WHAT THIS TASK INVOLVES: Type out every line below exactly as it reads.

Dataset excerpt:
##########
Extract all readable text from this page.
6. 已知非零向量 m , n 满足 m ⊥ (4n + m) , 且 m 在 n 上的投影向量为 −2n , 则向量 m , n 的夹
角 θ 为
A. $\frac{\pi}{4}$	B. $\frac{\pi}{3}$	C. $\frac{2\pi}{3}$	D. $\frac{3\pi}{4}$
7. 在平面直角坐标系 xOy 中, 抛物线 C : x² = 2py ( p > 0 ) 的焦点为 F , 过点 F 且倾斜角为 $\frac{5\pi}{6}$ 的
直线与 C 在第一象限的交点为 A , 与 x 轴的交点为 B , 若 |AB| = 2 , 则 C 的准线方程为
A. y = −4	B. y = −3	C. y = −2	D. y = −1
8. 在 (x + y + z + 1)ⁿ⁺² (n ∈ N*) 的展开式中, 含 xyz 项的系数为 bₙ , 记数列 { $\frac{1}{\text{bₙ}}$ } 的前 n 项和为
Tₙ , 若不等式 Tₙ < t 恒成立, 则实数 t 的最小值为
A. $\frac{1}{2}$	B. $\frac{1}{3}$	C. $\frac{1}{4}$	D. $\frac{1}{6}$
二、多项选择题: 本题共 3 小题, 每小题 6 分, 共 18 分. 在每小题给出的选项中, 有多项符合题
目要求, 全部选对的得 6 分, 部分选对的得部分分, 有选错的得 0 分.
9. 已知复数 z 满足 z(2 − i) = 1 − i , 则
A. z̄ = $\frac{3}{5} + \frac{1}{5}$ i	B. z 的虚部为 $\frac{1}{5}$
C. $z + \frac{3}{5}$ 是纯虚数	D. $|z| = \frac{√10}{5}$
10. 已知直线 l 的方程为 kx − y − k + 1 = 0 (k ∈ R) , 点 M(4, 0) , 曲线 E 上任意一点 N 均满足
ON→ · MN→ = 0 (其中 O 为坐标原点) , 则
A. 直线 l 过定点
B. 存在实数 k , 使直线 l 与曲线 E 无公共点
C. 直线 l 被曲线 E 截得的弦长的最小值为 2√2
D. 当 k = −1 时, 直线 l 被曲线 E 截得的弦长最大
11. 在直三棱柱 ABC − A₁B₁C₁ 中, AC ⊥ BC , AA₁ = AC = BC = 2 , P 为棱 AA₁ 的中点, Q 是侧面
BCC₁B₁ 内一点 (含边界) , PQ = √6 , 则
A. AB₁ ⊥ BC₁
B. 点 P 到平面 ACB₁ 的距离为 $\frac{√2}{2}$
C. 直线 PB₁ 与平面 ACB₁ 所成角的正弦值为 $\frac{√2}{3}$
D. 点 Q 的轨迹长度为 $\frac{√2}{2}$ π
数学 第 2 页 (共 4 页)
##########
IN RESPONSE:
Extract all readable text from this page.
6. 已知非零向量 m , n 满足 m ⊥ (4n + m) , 且 m 在 n 上的投影向量为 −2n , 则向量 m , n 的夹
角 θ 为
A. $\frac{\pi}{4}$	B. $\frac{\pi}{3}$	C. $\frac{2\pi}{3}$	D. $\frac{3\pi}{4}$
7. 在平面直角坐标系 xOy 中, 抛物线 C : x² = 2py ( p > 0 ) 的焦点为 F , 过点 F 且倾斜角为 $\frac{5\pi}{6}$ 的
直线与 C 在第一象限的交点为 A , 与 x 轴的交点为 B , 若 |AB| = 2 , 则 C 的准线方程为
A. y = −4	B. y = −3	C. y = −2	D. y = −1
8. 在 (x + y + z + 1)ⁿ⁺² (n ∈ N*) 的展开式中, 含 xyz 项的系数为 bₙ , 记数列 { $\frac{1}{\text{bₙ}}$ } 的前 n 项和为
Tₙ , 若不等式 Tₙ < t 恒成立, 则实数 t 的最小值为
A. $\frac{1}{2}$	B. $\frac{1}{3}$	C. $\frac{1}{4}$	D. $\frac{1}{6}$
二、多项选择题: 本题共 3 小题, 每小题 6 分, 共 18 分. 在每小题给出的选项中, 有多项符合题
目要求, 全部选对的得 6 分, 部分选对的得部分分, 有选错的得 0 分.
9. 已知复数 z 满足 z(2 − i) = 1 − i , 则
A. z̄ = $\frac{3}{5} + \frac{1}{5}$ i	B. z 的虚部为 $\frac{1}{5}$
C. $z + \frac{3}{5}$ 是纯虚数	D. $|z| = \frac{√10}{5}$
10. 已知直线 l 的方程为 kx − y − k + 1 = 0 (k ∈ R) , 点 M(4, 0) , 曲线 E 上任意一点 N 均满足
ON→ · MN→ = 0 (其中 O 为坐标原点) , 则
A. 直线 l 过定点
B. 存在实数 k , 使直线 l 与曲线 E 无公共点
C. 直线 l 被曲线 E 截得的弦长的最小值为 2√2
D. 当 k = −1 时, 直线 l 被曲线 E 截得的弦长最大
11. 在直三棱柱 ABC − A₁B₁C₁ 中, AC ⊥ BC , AA₁ = AC = BC = 2 , P 为棱 AA₁ 的中点, Q 是侧面
BCC₁B₁ 内一点 (含边界) , PQ = √6 , 则
A. AB₁ ⊥ BC₁
B. 点 P 到平面 ACB₁ 的距离为 $\frac{√2}{2}$
C. 直线 PB₁ 与平面 ACB₁ 所成角的正弦值为 $\frac{√2}{3}$
D. 点 Q 的轨迹长度为 $\frac{√2}{2}$ π
数学 第 2 页 (共 4 页)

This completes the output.